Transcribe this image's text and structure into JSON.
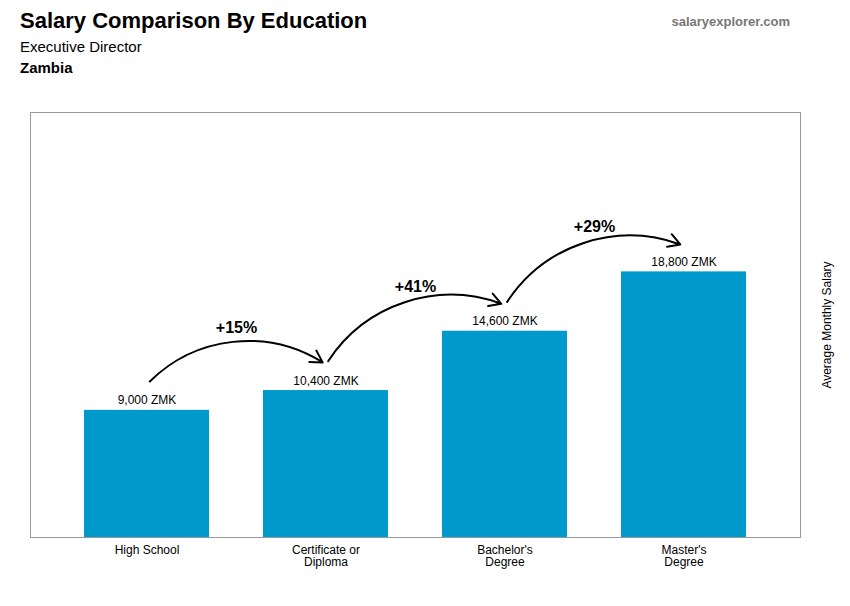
{
  "chart_data": {
    "type": "bar",
    "title": "Salary Comparison By Education",
    "subtitle": [
      "Executive Director",
      "Zambia"
    ],
    "annotations": [
      "salaryexplorer.com"
    ],
    "ylabel": "Average Monthly Salary",
    "categories": [
      "High School",
      "Certificate or\nDiploma",
      "Bachelor's\nDegree",
      "Master's\nDegree"
    ],
    "values": [
      9000,
      10400,
      14600,
      18800
    ],
    "value_labels": [
      "9,000 ZMK",
      "10,400 ZMK",
      "14,600 ZMK",
      "18,800 ZMK"
    ],
    "data_labels": true,
    "change_labels": [
      "+15%",
      "+41%",
      "+29%"
    ],
    "color": "#0099cc",
    "ylim": [
      0,
      30080
    ],
    "yticks": [],
    "tick_labels": "x"
  }
}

++++++

Without including the pictures, return each record above exactly as it stands.

THE SOLUTION:
Transcribe this image's text and structure into JSON.
{
  "chart_data": {
    "type": "bar",
    "title": "Salary Comparison By Education",
    "subtitle": [
      "Executive Director",
      "Zambia"
    ],
    "annotations": [
      "salaryexplorer.com"
    ],
    "ylabel": "Average Monthly Salary",
    "categories": [
      "High School",
      "Certificate or\nDiploma",
      "Bachelor's\nDegree",
      "Master's\nDegree"
    ],
    "values": [
      9000,
      10400,
      14600,
      18800
    ],
    "value_labels": [
      "9,000 ZMK",
      "10,400 ZMK",
      "14,600 ZMK",
      "18,800 ZMK"
    ],
    "data_labels": true,
    "change_labels": [
      "+15%",
      "+41%",
      "+29%"
    ],
    "color": "#0099cc",
    "ylim": [
      0,
      30080
    ],
    "yticks": [],
    "tick_labels": "x"
  }
}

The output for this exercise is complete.